### GIVEN TASK:
Answer with one number: how many lines have "relationship".
** start **
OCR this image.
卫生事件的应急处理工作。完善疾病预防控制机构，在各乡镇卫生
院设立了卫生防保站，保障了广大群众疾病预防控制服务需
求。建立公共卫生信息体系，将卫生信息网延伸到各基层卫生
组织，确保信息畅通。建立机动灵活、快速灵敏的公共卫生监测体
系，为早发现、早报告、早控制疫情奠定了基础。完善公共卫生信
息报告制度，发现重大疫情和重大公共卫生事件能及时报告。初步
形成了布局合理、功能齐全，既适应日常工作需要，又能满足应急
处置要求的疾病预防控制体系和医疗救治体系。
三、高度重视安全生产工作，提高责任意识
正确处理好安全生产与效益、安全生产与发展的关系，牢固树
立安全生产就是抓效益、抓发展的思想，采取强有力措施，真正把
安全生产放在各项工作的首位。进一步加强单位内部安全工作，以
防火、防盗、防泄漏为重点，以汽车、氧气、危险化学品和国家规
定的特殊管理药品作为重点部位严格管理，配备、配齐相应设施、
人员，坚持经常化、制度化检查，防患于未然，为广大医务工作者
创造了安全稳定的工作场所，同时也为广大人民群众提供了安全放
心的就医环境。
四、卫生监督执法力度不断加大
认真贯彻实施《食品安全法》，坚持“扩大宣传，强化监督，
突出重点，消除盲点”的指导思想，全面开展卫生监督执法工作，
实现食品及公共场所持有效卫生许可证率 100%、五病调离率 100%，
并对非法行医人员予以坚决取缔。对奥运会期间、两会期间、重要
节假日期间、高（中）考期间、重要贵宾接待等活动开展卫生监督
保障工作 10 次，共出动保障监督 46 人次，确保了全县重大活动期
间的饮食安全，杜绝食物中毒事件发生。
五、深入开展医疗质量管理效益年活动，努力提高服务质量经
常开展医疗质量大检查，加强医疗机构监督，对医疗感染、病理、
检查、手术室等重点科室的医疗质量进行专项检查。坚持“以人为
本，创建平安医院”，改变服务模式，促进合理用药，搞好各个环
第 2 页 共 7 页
** end **
** start **
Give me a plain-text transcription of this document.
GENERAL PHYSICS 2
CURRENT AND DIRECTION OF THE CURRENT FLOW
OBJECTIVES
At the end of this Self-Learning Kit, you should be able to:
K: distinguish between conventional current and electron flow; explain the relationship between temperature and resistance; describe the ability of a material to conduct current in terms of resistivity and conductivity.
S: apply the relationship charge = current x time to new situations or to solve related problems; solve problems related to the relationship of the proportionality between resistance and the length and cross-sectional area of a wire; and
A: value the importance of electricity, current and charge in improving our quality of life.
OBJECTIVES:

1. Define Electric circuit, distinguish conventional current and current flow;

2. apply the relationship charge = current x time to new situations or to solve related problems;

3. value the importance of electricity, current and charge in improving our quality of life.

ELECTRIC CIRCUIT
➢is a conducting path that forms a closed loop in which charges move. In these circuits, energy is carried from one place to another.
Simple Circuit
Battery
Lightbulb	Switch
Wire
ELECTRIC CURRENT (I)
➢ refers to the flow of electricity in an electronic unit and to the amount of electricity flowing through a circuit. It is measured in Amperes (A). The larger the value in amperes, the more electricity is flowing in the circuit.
** end **
### SOLUTION FOR THIS TASK:
3